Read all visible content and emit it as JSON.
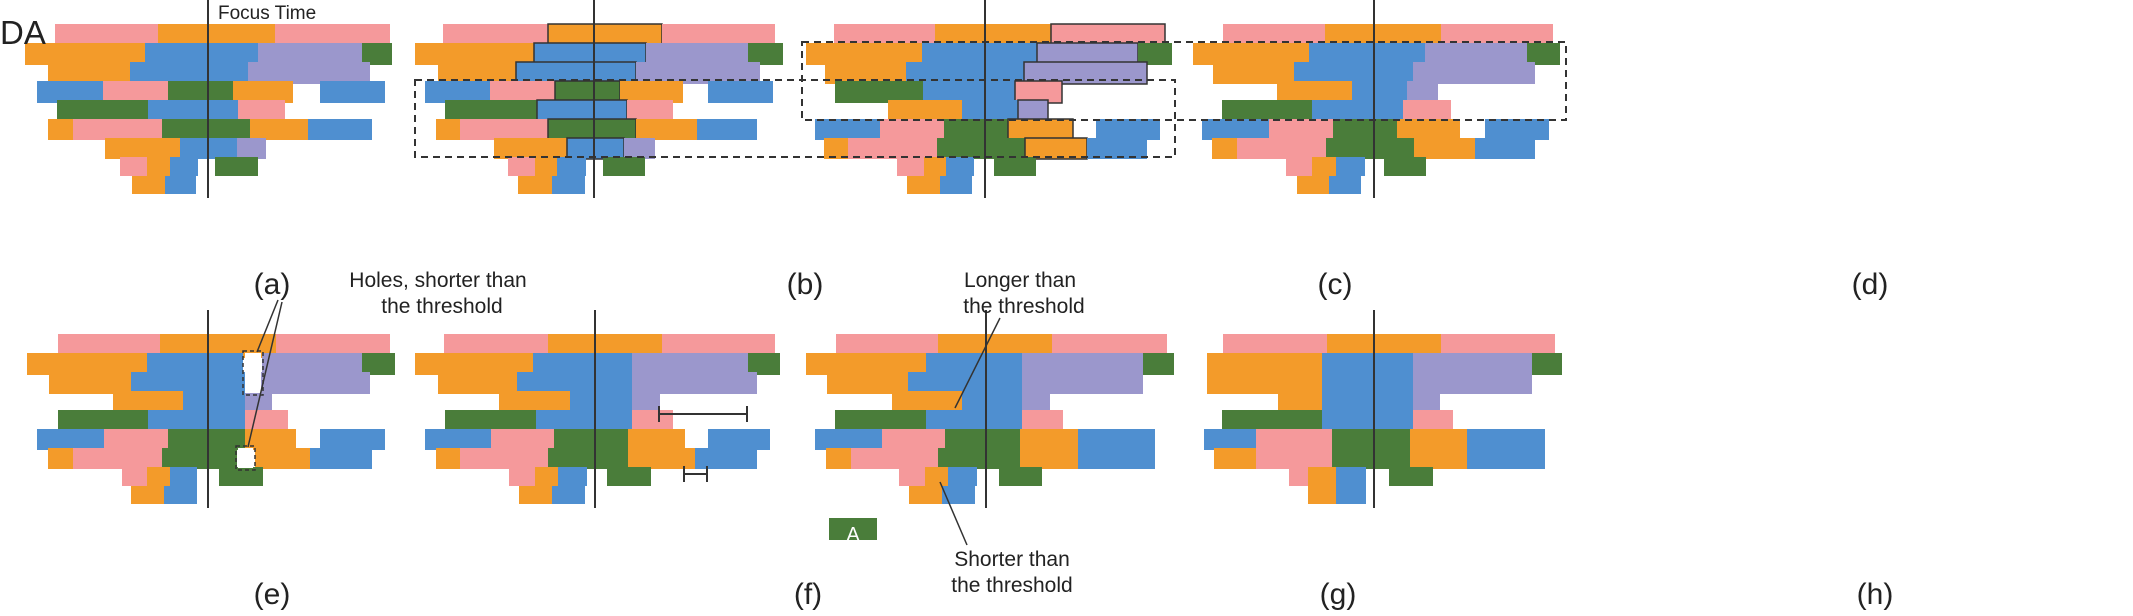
{
  "figure": {
    "corner_label": "DA",
    "focus_time_label": "Focus Time",
    "panel_labels": [
      "(a)",
      "(b)",
      "(c)",
      "(d)",
      "(e)",
      "(f)",
      "(g)",
      "(h)"
    ],
    "annotations": {
      "holes_line1": "Holes, shorter than",
      "holes_line2": "the threshold",
      "longer_line1": "Longer than",
      "longer_line2": "the threshold",
      "shorter_line1": "Shorter than",
      "shorter_line2": "the threshold",
      "block_a": "A"
    },
    "colors": {
      "pink": "#f5999b",
      "orange": "#f39b2a",
      "blue": "#4f8fd0",
      "purple": "#9b97cc",
      "green": "#4a7d3a",
      "line": "#333333"
    }
  }
}
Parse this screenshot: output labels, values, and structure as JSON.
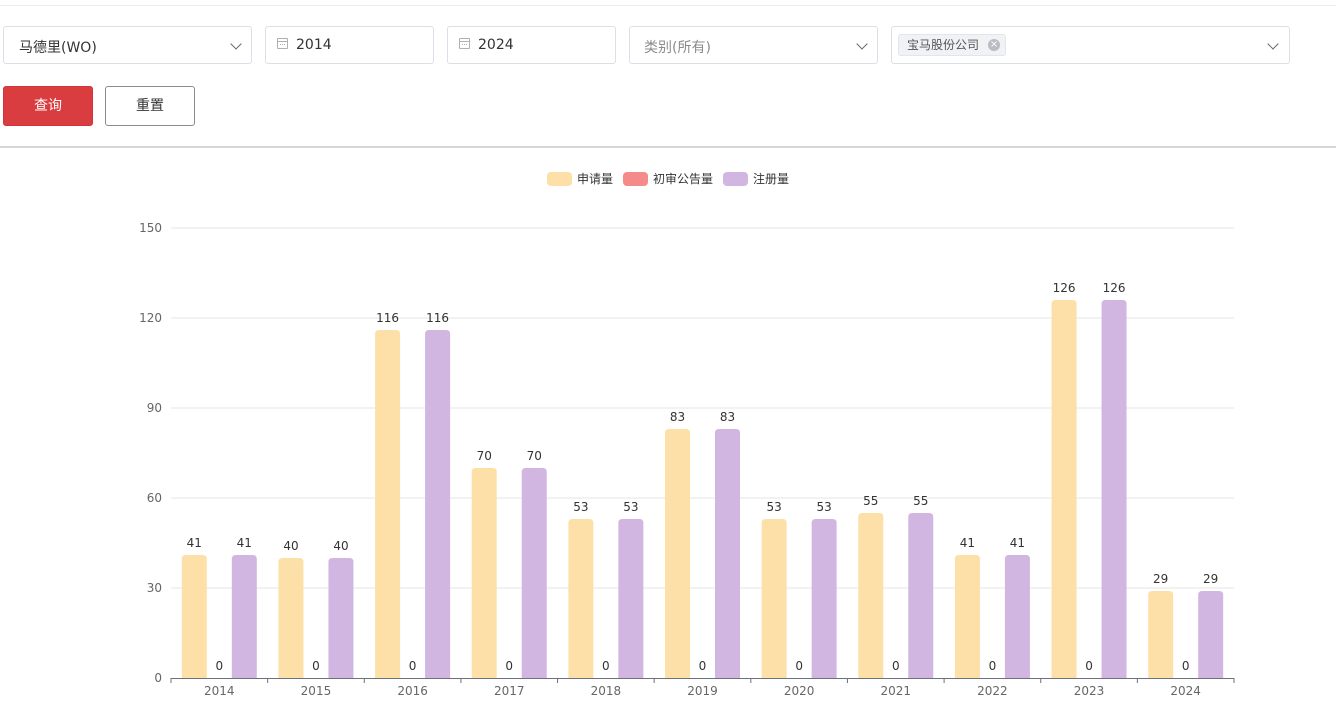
{
  "filters": {
    "region": {
      "value": "马德里(WO)"
    },
    "start_year": {
      "value": "2014"
    },
    "end_year": {
      "value": "2024"
    },
    "category": {
      "placeholder": "类别(所有)"
    },
    "applicant": {
      "tags": [
        "宝马股份公司"
      ]
    }
  },
  "actions": {
    "query_label": "查询",
    "reset_label": "重置"
  },
  "chart_data": {
    "type": "bar",
    "categories": [
      "2014",
      "2015",
      "2016",
      "2017",
      "2018",
      "2019",
      "2020",
      "2021",
      "2022",
      "2023",
      "2024"
    ],
    "series": [
      {
        "name": "申请量",
        "color": "#fde0a8",
        "values": [
          41,
          40,
          116,
          70,
          53,
          83,
          53,
          55,
          41,
          126,
          29
        ]
      },
      {
        "name": "初审公告量",
        "color": "#f58a8a",
        "values": [
          0,
          0,
          0,
          0,
          0,
          0,
          0,
          0,
          0,
          0,
          0
        ]
      },
      {
        "name": "注册量",
        "color": "#d2b6e2",
        "values": [
          41,
          40,
          116,
          70,
          53,
          83,
          53,
          55,
          41,
          126,
          29
        ]
      }
    ],
    "ylim": [
      0,
      150
    ],
    "yticks": [
      0,
      30,
      60,
      90,
      120,
      150
    ],
    "grid": true,
    "legend_position": "top-center",
    "data_labels": true
  }
}
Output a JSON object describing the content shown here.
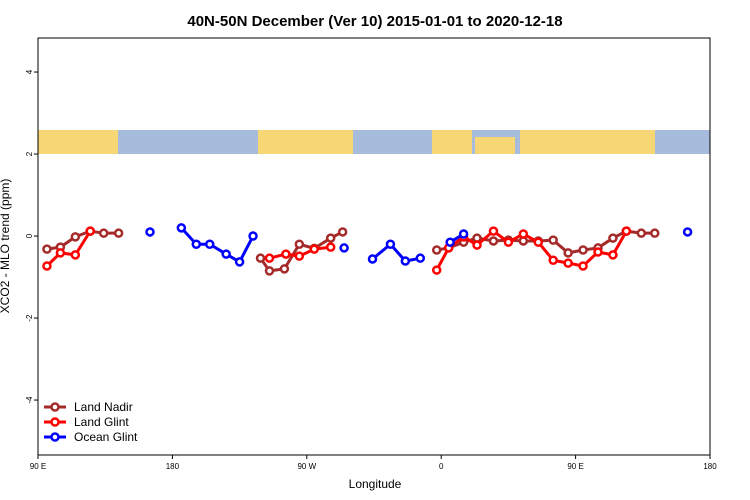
{
  "chart_data": {
    "type": "line",
    "title": "40N-50N December (Ver 10)   2015-01-01 to 2020-12-18",
    "x_label": "Longitude",
    "y_label": "XCO2 - MLO trend (ppm)",
    "xlim": [
      90,
      540
    ],
    "ylim": [
      -5.34,
      4.83
    ],
    "xticks": [
      {
        "value": 90,
        "label": "90 E"
      },
      {
        "value": 180,
        "label": "180"
      },
      {
        "value": 270,
        "label": "90 W"
      },
      {
        "value": 360,
        "label": "0"
      },
      {
        "value": 450,
        "label": "90 E"
      },
      {
        "value": 540,
        "label": "180"
      }
    ],
    "yticks": [
      -4,
      -2,
      0,
      2,
      4
    ],
    "legend": "bottom-left",
    "series": [
      {
        "name": "Land Nadir",
        "color": "#a52a2a",
        "x": [
          96,
          105,
          115,
          125,
          134,
          144,
          null,
          239,
          245,
          255,
          265,
          275,
          286,
          294,
          null,
          357,
          365,
          375,
          384,
          395,
          405,
          415,
          425,
          435,
          445,
          455,
          465,
          475,
          484,
          494,
          503
        ],
        "values": [
          -0.32,
          -0.27,
          -0.02,
          0.12,
          0.07,
          0.07,
          null,
          -0.54,
          -0.85,
          -0.8,
          -0.2,
          -0.3,
          -0.05,
          0.1,
          null,
          -0.34,
          -0.29,
          -0.15,
          -0.05,
          -0.12,
          -0.1,
          -0.12,
          -0.12,
          -0.1,
          -0.41,
          -0.34,
          -0.29,
          -0.05,
          0.12,
          0.07,
          0.07
        ]
      },
      {
        "name": "Land Glint",
        "color": "#ff0000",
        "x": [
          96,
          105,
          115,
          125,
          null,
          245,
          256,
          265,
          275,
          286,
          null,
          357,
          365,
          375,
          384,
          395,
          405,
          415,
          425,
          435,
          445,
          455,
          465,
          475,
          484
        ],
        "values": [
          -0.73,
          -0.41,
          -0.46,
          0.12,
          null,
          -0.54,
          -0.44,
          -0.49,
          -0.32,
          -0.27,
          null,
          -0.83,
          -0.29,
          -0.02,
          -0.22,
          0.12,
          -0.15,
          0.05,
          -0.15,
          -0.59,
          -0.66,
          -0.73,
          -0.39,
          -0.46,
          0.12
        ]
      },
      {
        "name": "Ocean Glint",
        "color": "#0000ff",
        "x": [
          165,
          null,
          186,
          196,
          205,
          216,
          225,
          234,
          null,
          295,
          null,
          314,
          326,
          336,
          346,
          null,
          366,
          375,
          null,
          525
        ],
        "values": [
          0.1,
          null,
          0.2,
          -0.2,
          -0.2,
          -0.44,
          -0.63,
          0.0,
          null,
          -0.29,
          null,
          -0.56,
          -0.2,
          -0.61,
          -0.54,
          null,
          -0.15,
          0.05,
          null,
          0.1
        ]
      }
    ]
  }
}
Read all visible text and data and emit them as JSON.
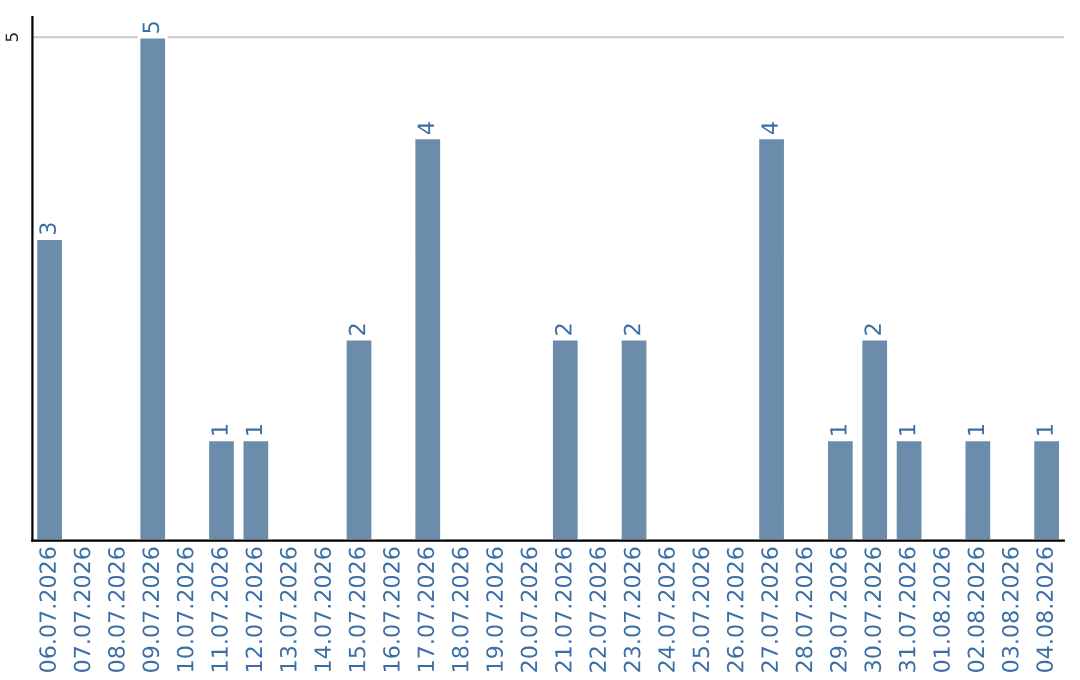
{
  "chart_data": {
    "type": "bar",
    "categories": [
      "06.07.2026",
      "07.07.2026",
      "08.07.2026",
      "09.07.2026",
      "10.07.2026",
      "11.07.2026",
      "12.07.2026",
      "13.07.2026",
      "14.07.2026",
      "15.07.2026",
      "16.07.2026",
      "17.07.2026",
      "18.07.2026",
      "19.07.2026",
      "20.07.2026",
      "21.07.2026",
      "22.07.2026",
      "23.07.2026",
      "24.07.2026",
      "25.07.2026",
      "26.07.2026",
      "27.07.2026",
      "28.07.2026",
      "29.07.2026",
      "30.07.2026",
      "31.07.2026",
      "01.08.2026",
      "02.08.2026",
      "03.08.2026",
      "04.08.2026"
    ],
    "values": [
      3,
      null,
      null,
      5,
      null,
      1,
      1,
      null,
      null,
      2,
      null,
      4,
      null,
      null,
      null,
      2,
      null,
      2,
      null,
      null,
      null,
      4,
      null,
      1,
      2,
      1,
      null,
      1,
      null,
      1
    ],
    "value_labels": [
      "3",
      null,
      null,
      "5",
      null,
      "1",
      "1",
      null,
      null,
      "2",
      null,
      "4",
      null,
      null,
      null,
      "2",
      null,
      "2",
      null,
      null,
      null,
      "4",
      null,
      "1",
      "2",
      "1",
      null,
      "1",
      null,
      "1"
    ],
    "color": "#6b8cab",
    "ylim": [
      0,
      5.2
    ],
    "yticks": [
      {
        "value": 0,
        "label": null
      },
      5
    ],
    "grid": "y"
  }
}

▶ **Challenge**:
From the entries above, copy every line where the word "visible" shows up.

▶ **Response**:
Read all visible content and emit it as JSON.
Read all visible text and data and emit them as JSON.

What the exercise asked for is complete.